- **SHORT TASK**: Find every line in the records below that contains the word "this", and copy each such line.

- **EXTRACTED RECORDS**:
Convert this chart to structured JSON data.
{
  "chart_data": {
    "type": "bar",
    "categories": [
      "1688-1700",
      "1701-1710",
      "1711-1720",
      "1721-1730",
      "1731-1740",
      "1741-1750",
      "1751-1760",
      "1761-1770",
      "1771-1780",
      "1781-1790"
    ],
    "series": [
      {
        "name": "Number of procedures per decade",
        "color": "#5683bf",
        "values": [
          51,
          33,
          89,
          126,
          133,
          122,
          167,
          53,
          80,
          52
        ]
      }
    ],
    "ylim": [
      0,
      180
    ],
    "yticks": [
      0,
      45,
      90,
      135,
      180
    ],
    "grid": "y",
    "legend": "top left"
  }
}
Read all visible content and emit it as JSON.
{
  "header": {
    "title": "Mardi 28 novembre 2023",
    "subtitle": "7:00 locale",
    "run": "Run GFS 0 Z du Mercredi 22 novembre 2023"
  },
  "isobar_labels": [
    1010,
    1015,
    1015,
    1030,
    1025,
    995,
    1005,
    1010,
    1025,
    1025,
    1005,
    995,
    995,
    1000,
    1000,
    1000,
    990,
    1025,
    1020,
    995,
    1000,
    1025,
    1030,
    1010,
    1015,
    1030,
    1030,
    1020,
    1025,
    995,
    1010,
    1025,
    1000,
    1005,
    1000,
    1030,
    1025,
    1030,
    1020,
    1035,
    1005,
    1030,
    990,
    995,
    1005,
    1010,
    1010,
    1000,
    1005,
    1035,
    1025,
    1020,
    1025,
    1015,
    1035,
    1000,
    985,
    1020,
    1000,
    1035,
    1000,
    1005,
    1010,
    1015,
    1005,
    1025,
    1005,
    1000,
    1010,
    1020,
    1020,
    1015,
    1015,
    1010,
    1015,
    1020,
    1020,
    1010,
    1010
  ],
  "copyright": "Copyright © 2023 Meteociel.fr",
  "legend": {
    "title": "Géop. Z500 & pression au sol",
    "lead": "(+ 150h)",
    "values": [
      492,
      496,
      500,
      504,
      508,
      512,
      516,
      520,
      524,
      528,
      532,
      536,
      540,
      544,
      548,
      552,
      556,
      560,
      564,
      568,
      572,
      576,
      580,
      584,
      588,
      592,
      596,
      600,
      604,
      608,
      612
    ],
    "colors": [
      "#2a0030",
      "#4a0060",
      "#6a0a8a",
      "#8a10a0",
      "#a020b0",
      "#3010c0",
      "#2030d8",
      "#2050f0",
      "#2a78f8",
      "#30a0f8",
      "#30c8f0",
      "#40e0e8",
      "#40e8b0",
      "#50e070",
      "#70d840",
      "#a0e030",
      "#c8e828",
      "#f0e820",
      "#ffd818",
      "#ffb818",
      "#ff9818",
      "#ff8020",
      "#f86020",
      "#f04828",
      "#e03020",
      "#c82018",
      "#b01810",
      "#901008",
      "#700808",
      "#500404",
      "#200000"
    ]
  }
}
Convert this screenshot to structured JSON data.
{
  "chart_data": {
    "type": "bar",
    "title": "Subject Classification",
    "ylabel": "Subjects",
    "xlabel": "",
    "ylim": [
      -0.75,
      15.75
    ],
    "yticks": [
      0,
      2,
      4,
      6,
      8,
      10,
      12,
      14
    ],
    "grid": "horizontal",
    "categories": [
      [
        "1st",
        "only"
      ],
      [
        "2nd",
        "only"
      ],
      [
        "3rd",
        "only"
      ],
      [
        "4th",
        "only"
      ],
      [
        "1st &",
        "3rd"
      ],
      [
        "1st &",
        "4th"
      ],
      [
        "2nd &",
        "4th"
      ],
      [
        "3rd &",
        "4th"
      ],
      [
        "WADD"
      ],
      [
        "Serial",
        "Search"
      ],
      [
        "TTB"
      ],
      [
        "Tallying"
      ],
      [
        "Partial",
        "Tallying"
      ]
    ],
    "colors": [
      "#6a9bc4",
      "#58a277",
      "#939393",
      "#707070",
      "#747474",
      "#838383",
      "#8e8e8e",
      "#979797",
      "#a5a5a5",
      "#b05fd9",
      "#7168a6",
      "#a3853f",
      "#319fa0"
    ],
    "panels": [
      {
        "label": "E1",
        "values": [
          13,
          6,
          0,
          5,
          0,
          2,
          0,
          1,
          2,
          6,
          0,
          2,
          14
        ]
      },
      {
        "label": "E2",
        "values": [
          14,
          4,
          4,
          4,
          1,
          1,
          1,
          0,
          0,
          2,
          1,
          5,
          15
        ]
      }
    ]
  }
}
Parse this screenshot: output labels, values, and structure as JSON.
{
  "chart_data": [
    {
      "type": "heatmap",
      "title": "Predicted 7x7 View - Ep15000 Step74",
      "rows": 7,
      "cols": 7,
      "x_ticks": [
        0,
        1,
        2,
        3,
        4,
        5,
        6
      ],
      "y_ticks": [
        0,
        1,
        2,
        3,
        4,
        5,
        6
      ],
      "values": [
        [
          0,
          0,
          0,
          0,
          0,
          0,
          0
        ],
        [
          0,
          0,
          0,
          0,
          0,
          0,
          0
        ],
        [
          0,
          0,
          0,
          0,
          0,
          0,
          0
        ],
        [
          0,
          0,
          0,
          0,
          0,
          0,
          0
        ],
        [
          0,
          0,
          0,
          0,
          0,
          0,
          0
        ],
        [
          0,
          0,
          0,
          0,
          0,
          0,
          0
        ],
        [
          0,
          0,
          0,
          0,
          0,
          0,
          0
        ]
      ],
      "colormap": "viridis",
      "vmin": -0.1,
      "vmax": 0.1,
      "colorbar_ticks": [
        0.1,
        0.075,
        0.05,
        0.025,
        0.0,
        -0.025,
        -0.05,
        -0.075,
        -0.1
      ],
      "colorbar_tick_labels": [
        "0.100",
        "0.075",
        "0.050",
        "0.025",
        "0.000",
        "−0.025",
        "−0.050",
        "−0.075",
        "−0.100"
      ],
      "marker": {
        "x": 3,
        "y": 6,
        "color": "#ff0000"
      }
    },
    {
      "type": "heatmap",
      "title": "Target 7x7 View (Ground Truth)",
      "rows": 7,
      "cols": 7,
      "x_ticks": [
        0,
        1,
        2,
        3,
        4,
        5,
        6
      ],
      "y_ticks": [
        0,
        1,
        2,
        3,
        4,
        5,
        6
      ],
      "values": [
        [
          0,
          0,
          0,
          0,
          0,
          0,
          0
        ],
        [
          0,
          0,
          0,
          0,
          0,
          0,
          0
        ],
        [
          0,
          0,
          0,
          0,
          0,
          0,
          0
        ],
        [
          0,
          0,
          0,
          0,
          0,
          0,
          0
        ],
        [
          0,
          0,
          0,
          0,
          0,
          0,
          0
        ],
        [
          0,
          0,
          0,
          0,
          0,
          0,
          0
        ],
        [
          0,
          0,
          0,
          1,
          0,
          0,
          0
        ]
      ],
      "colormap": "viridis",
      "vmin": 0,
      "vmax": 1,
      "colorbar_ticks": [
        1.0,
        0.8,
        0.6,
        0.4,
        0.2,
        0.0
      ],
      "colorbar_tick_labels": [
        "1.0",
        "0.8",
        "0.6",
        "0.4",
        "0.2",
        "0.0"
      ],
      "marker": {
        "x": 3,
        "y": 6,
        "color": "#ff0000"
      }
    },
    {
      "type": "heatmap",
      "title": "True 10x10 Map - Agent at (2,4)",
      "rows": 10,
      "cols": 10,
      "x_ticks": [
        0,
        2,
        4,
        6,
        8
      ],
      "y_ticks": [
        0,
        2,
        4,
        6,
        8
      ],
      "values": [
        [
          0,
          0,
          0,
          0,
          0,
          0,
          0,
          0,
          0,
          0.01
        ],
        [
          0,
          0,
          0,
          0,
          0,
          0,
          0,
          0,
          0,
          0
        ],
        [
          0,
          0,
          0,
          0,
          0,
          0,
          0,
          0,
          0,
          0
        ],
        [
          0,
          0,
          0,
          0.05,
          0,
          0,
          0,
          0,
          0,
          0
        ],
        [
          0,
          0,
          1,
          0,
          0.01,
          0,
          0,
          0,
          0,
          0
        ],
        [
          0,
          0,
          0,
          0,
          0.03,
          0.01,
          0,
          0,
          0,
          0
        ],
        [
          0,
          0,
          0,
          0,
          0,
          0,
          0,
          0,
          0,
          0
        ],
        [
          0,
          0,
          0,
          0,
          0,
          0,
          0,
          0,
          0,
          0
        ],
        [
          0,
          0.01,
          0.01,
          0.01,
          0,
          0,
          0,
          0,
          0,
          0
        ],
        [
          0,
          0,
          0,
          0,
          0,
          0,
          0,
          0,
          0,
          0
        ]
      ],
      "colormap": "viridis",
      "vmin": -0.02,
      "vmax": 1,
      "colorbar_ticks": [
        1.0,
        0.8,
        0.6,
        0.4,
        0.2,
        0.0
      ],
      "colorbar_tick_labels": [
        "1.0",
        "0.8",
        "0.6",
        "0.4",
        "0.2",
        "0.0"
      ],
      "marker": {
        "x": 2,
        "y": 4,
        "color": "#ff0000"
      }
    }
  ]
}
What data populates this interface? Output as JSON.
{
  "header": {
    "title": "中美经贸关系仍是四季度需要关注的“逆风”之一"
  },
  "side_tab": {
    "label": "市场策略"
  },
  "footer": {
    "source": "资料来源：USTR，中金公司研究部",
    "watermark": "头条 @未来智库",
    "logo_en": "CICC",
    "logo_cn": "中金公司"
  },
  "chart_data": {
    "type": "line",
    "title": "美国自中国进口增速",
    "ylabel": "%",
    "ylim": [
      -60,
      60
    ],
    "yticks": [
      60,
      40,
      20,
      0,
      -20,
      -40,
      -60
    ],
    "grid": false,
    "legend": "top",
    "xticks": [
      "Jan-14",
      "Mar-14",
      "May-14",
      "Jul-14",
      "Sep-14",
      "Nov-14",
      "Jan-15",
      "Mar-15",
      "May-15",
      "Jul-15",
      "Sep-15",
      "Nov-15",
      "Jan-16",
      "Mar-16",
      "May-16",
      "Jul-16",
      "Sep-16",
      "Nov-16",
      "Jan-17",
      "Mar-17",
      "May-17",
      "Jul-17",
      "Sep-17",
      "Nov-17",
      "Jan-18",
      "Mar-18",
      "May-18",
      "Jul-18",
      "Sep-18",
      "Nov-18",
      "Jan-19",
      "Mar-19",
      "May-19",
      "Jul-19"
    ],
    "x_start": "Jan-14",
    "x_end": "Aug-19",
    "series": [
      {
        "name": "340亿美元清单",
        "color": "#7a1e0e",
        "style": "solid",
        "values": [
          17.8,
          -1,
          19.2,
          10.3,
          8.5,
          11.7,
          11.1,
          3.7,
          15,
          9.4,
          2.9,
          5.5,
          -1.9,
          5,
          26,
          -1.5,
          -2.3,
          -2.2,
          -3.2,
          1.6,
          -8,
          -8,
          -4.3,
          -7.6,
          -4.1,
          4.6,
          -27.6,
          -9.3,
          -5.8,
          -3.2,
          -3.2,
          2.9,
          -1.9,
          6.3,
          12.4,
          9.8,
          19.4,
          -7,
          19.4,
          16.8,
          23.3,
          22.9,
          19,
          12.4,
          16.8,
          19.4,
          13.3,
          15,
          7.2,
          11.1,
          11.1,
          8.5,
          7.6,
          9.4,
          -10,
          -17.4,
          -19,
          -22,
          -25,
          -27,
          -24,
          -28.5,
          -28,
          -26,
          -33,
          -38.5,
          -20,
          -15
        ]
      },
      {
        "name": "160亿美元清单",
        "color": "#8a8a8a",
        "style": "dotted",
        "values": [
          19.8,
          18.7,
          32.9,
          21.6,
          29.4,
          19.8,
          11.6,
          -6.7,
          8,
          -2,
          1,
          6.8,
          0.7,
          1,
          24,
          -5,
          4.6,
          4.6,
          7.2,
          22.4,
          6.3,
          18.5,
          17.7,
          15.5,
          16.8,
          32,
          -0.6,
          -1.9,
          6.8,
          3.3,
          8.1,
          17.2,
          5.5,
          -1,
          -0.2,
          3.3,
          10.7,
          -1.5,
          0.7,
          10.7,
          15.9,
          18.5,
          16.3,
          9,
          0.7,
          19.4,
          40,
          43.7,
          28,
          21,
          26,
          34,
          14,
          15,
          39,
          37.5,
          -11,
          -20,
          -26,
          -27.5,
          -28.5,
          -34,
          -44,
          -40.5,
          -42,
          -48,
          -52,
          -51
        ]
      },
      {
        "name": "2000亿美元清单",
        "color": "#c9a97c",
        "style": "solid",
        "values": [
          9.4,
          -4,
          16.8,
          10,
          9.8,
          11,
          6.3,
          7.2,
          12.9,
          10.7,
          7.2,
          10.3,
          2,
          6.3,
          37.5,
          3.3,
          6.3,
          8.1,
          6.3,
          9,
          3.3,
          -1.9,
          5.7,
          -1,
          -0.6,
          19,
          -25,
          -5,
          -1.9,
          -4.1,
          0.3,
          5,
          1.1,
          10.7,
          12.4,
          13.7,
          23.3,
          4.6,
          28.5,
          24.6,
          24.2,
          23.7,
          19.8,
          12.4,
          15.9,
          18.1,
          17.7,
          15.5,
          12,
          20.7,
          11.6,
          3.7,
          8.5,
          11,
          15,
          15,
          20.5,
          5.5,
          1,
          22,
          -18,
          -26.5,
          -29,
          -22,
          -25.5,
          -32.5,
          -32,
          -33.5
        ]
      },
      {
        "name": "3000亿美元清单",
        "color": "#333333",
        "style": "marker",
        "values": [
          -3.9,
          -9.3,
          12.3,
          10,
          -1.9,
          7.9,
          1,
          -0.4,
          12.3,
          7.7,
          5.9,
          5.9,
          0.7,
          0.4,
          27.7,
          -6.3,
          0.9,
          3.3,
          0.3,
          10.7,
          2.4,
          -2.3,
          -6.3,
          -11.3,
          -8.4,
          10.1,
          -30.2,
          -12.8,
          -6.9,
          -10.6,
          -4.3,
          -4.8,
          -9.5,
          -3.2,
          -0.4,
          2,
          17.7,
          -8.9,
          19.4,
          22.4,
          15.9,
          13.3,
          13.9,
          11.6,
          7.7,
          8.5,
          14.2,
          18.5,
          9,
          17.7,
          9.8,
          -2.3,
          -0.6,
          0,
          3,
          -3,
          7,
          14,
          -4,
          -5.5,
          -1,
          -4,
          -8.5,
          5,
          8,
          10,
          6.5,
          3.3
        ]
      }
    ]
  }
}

- **FULL OUTPUT**:
Convert this chart to structured JSON data.
Convert this screenshot to structured JSON data.
Parse this screenshot: output labels, values, and structure as JSON.
What data populates this interface? Output as JSON.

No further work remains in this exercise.